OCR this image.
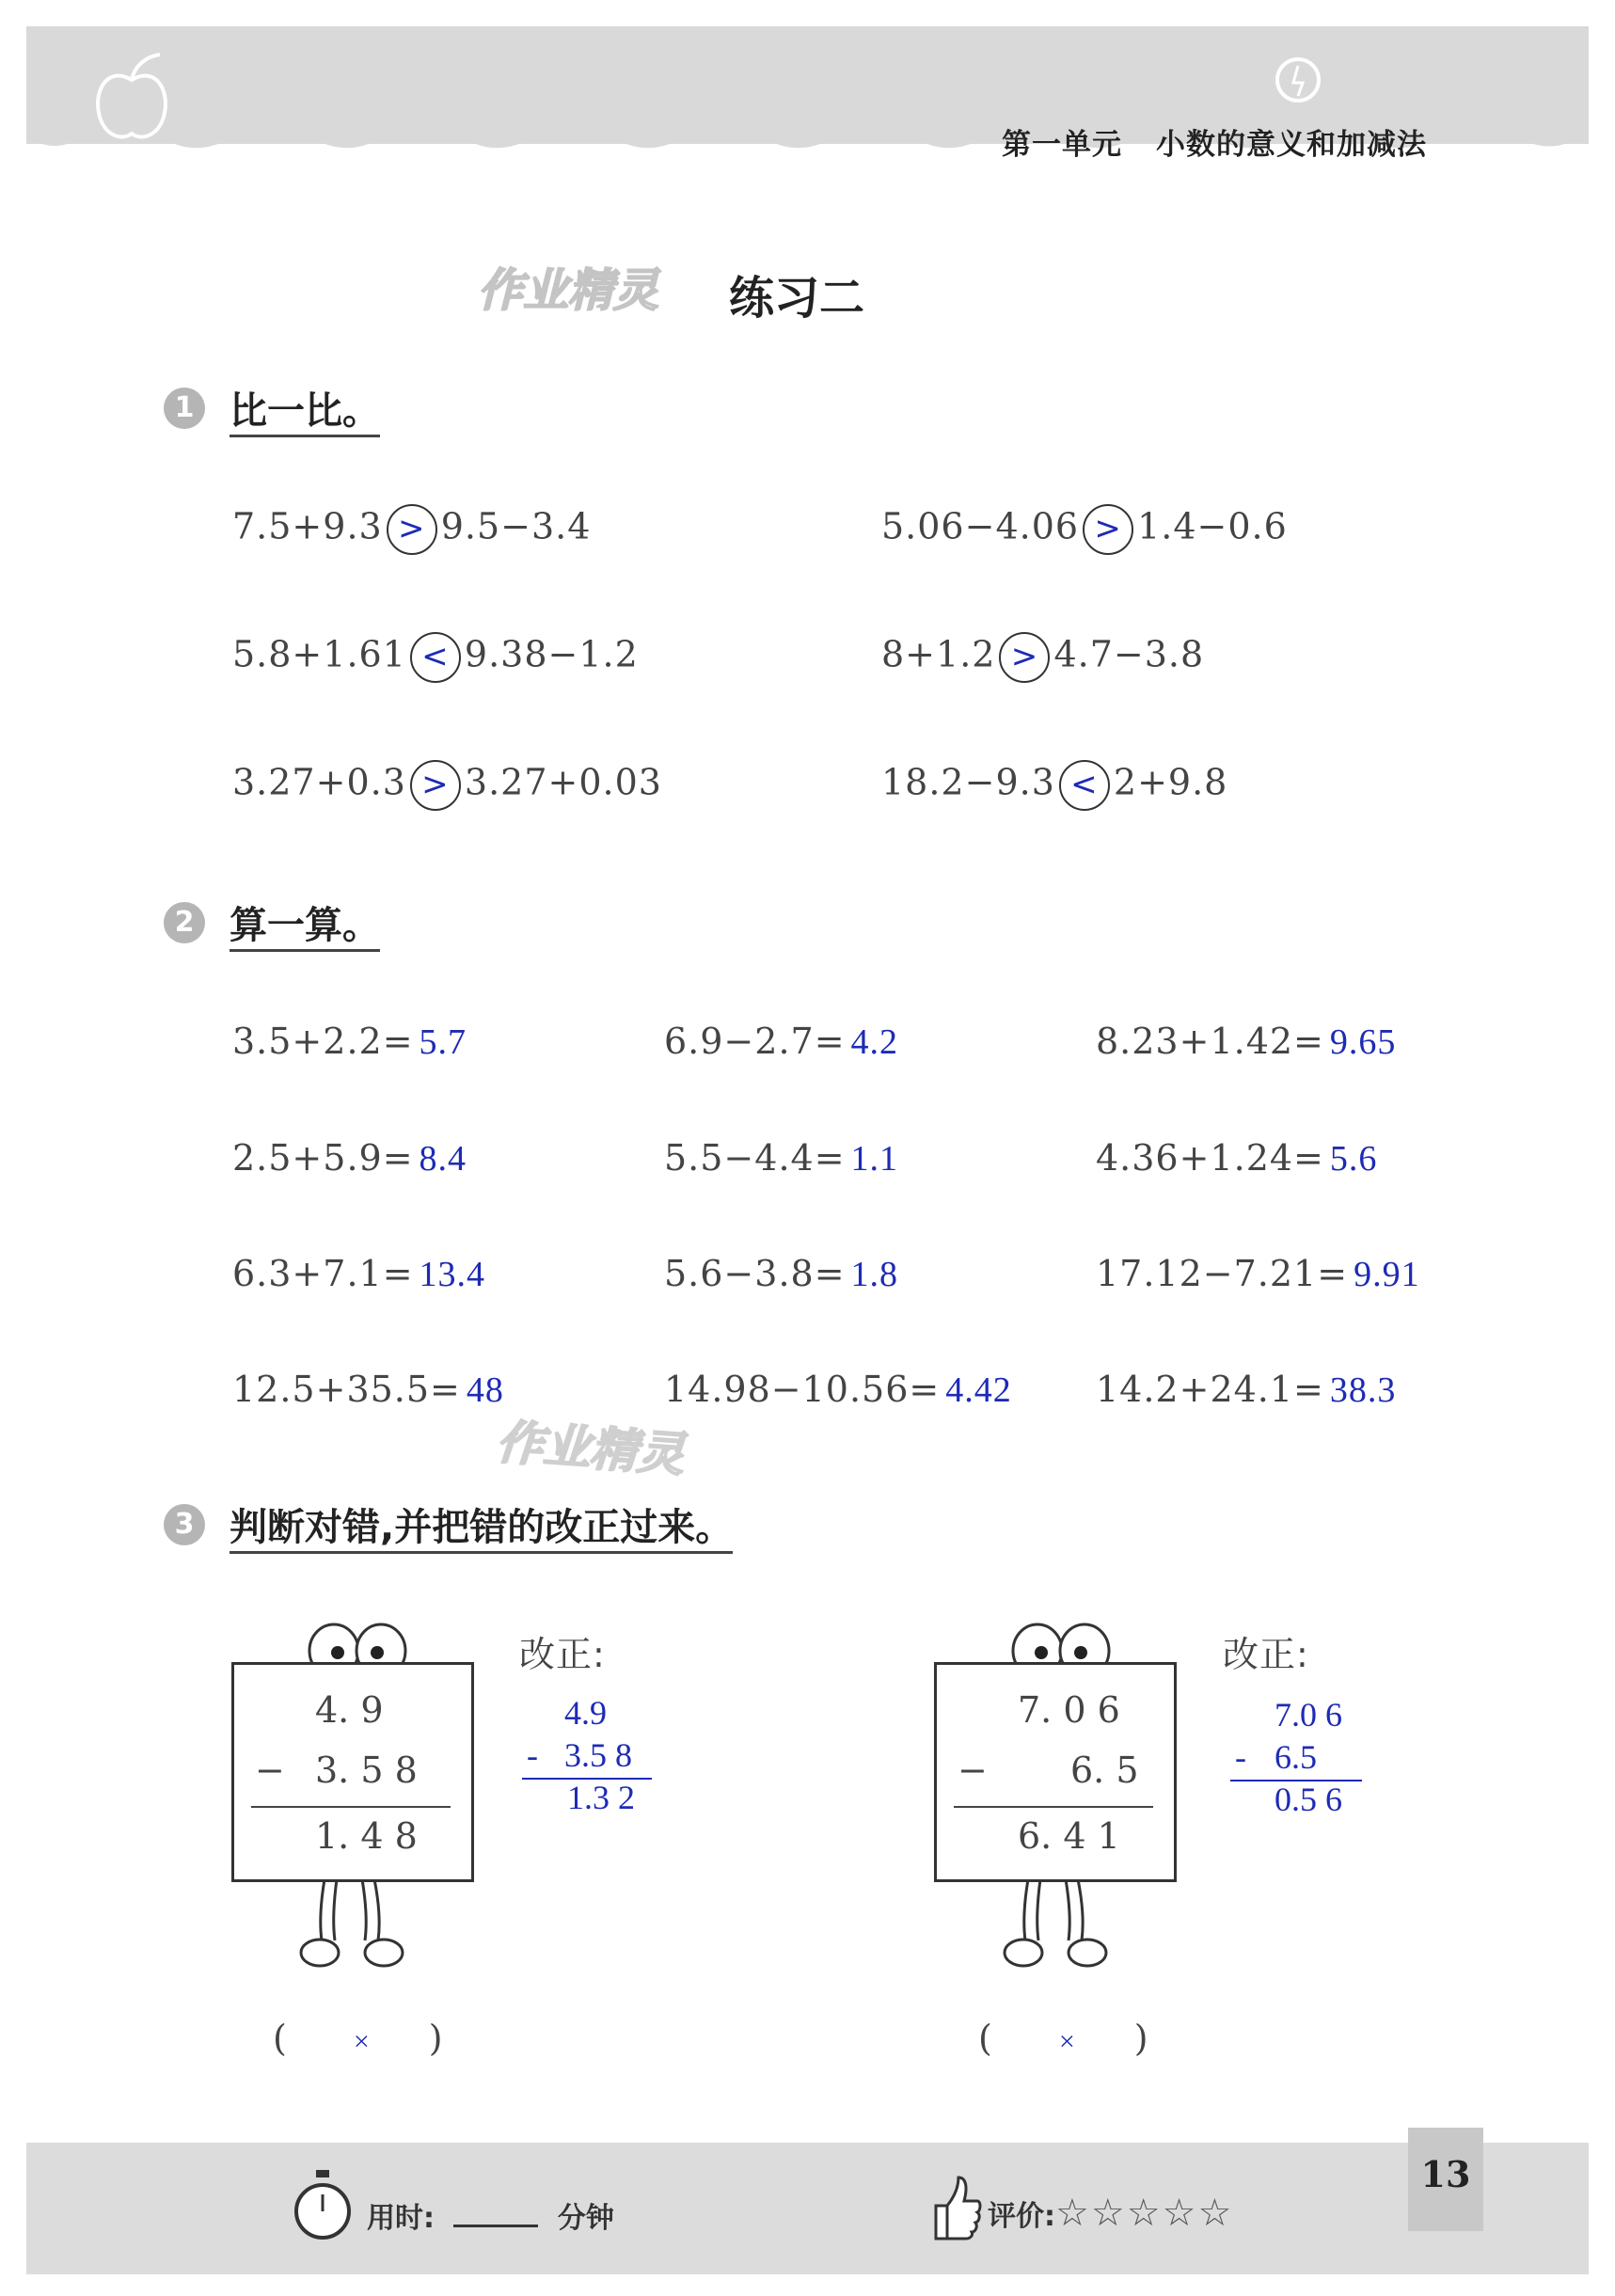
第一单元 小数的意义和加减法
作业精灵 练习二
1 比一比。
7.5+9.3 > 9.5−3.4	5.06−4.06 > 1.4−0.6
5.8+1.61 < 9.38−1.2	8+1.2 > 4.7−3.8
3.27+0.3 > 3.27+0.03	18.2−9.3 < 2+9.8
2 算一算。
3.5+2.2= 5.7	6.9−2.7= 4.2	8.23+1.42= 9.65
2.5+5.9= 8.4	5.5−4.4= 1.1	4.36+1.24= 5.6
6.3+7.1= 13.4	5.6−3.8= 1.8	17.12−7.21= 9.91
12.5+35.5= 48	14.98−10.56= 4.42 14.2+24.1= 38.3
作业精灵
3 判断对错,并把错的改正过来。
4. 9
− 3. 5 8
1. 4 8
改正:
4.9
- 3.5 8
1.3 2
( × )
7. 0 6
− 6. 5
6. 4 1
改正:
7.0 6
- 6.5
0.5 6
( × )
用时:	分钟	评价:☆☆☆☆☆
13
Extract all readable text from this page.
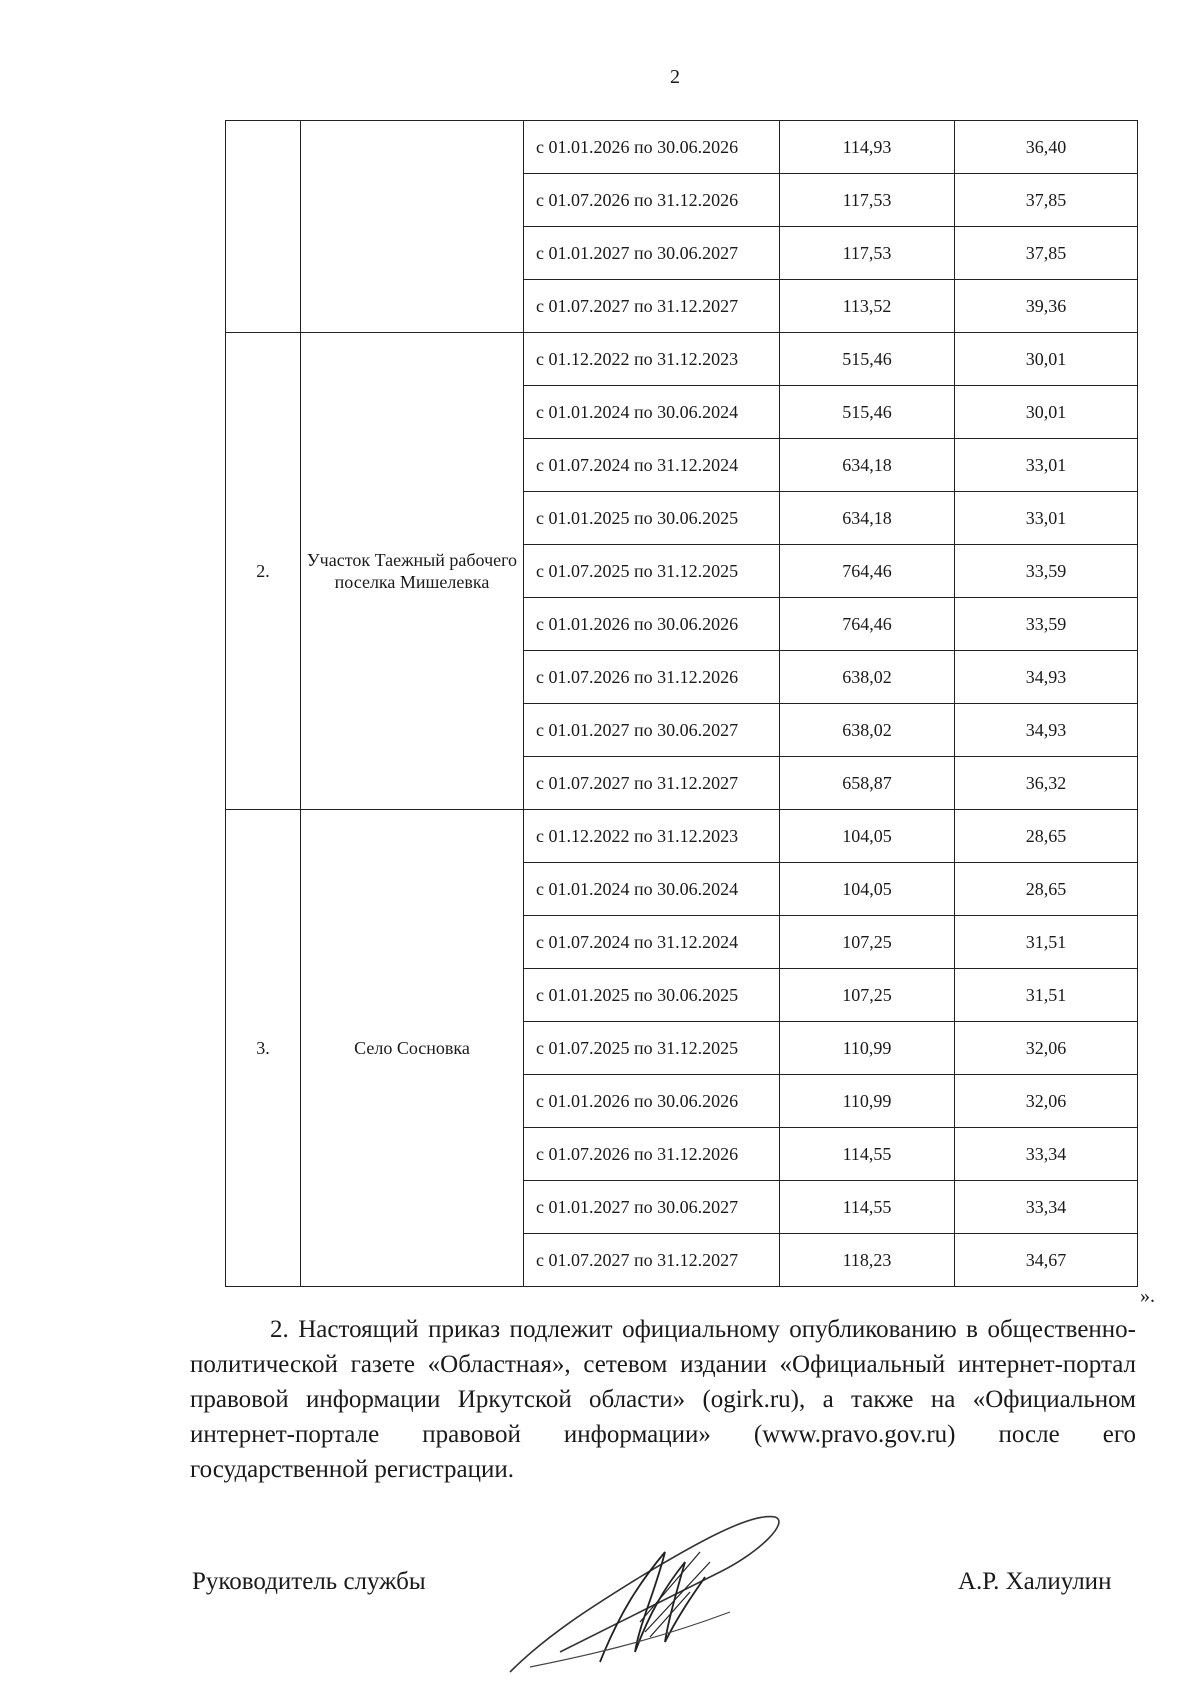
2
		с 01.01.2026 по 30.06.2026	114,93	36,40
		с 01.07.2026 по 31.12.2026	117,53	37,85
		с 01.01.2027 по 30.06.2027	117,53	37,85
		с 01.07.2027 по 31.12.2027	113,52	39,36
2.	Участок Таежный рабочего поселка Мишелевка	с 01.12.2022 по 31.12.2023	515,46	30,01
		с 01.01.2024 по 30.06.2024	515,46	30,01
		с 01.07.2024 по 31.12.2024	634,18	33,01
		с 01.01.2025 по 30.06.2025	634,18	33,01
		с 01.07.2025 по 31.12.2025	764,46	33,59
		с 01.01.2026 по 30.06.2026	764,46	33,59
		с 01.07.2026 по 31.12.2026	638,02	34,93
		с 01.01.2027 по 30.06.2027	638,02	34,93
		с 01.07.2027 по 31.12.2027	658,87	36,32
3.	Село Сосновка	с 01.12.2022 по 31.12.2023	104,05	28,65
		с 01.01.2024 по 30.06.2024	104,05	28,65
		с 01.07.2024 по 31.12.2024	107,25	31,51
		с 01.01.2025 по 30.06.2025	107,25	31,51
		с 01.07.2025 по 31.12.2025	110,99	32,06
		с 01.01.2026 по 30.06.2026	110,99	32,06
		с 01.07.2026 по 31.12.2026	114,55	33,34
		с 01.01.2027 по 30.06.2027	114,55	33,34
		с 01.07.2027 по 31.12.2027	118,23	34,67
».
2. Настоящий приказ подлежит официальному опубликованию в общественно-политической газете «Областная», сетевом издании «Официальный интернет-портал правовой информации Иркутской области» (ogirk.ru), а также на «Официальном интернет-портале правовой информации» (www.pravo.gov.ru) после его государственной регистрации.
Руководитель службы	А.Р. Халиулин
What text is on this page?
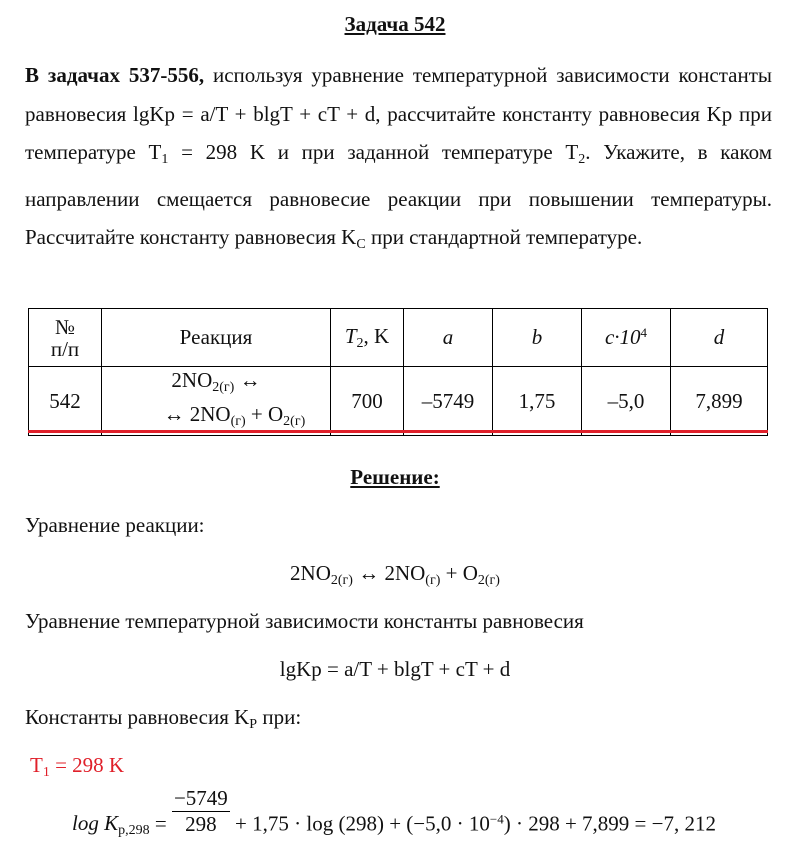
Задача 542
В задачах 537-556, используя уравнение температурной зависимости константы равновесия lgKp = a/T + blgT + cT + d, рассчитайте константу равновесия Kp при температуре $T_1 = 298$ K и при заданной температуре $T_2$. Укажите, в каком направлении смещается равновесие реакции при повышении температуры. Рассчитайте константу равновесия $K_C$ при стандартной температуре.
№
п/п	Реакция	$T_2$, K	a	b	$c\cdot 10^4$	d
542	$2NO_{2(г)}$ ↔
↔ $2NO_{(г)} + O_{2(г)}$	700	–5749	1,75	–5,0	7,899
Решение:
Уравнение реакции:
$2NO_{2(г)}$ ↔ $2NO_{(г)} + O_{2(г)}$
Уравнение температурной зависимости константы равновесия
lgKp = a/T + blgT + cT + d
Константы равновесия $K_P$ при:
$T_1 = 298$ K
$\log K_{p,298} = \frac{-5749}{298} + 1,75 \cdot \log (298) + (-5,0 \cdot 10^{-4}) \cdot 298 + 7,899 = -7$, 212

■ Exercise instructions: From the material above, write out exactly the lines from the line with "What text is on this page?" through the closing line, inclusive, and no pictures.

■ Task result:
What text is on this page?
Задача 542
В задачах 537-556, используя уравнение температурной зависимости константы равновесия lgKp = a/T + blgT + cT + d, рассчитайте константу равновесия Kp при температуре $T_1 = 298$ K и при заданной температуре $T_2$. Укажите, в каком направлении смещается равновесие реакции при повышении температуры. Рассчитайте константу равновесия $K_C$ при стандартной температуре.
№
п/п	Реакция	$T_2$, K	a	b	$c\cdot 10^4$	d
542	$2NO_{2(г)}$ ↔
↔ $2NO_{(г)} + O_{2(г)}$	700	–5749	1,75	–5,0	7,899
Решение:
Уравнение реакции:
$2NO_{2(г)}$ ↔ $2NO_{(г)} + O_{2(г)}$
Уравнение температурной зависимости константы равновесия
lgKp = a/T + blgT + cT + d
Константы равновесия $K_P$ при:
$T_1 = 298$ K
$\log K_{p,298} = \frac{-5749}{298} + 1,75 \cdot \log (298) + (-5,0 \cdot 10^{-4}) \cdot 298 + 7,899 = -7$, 212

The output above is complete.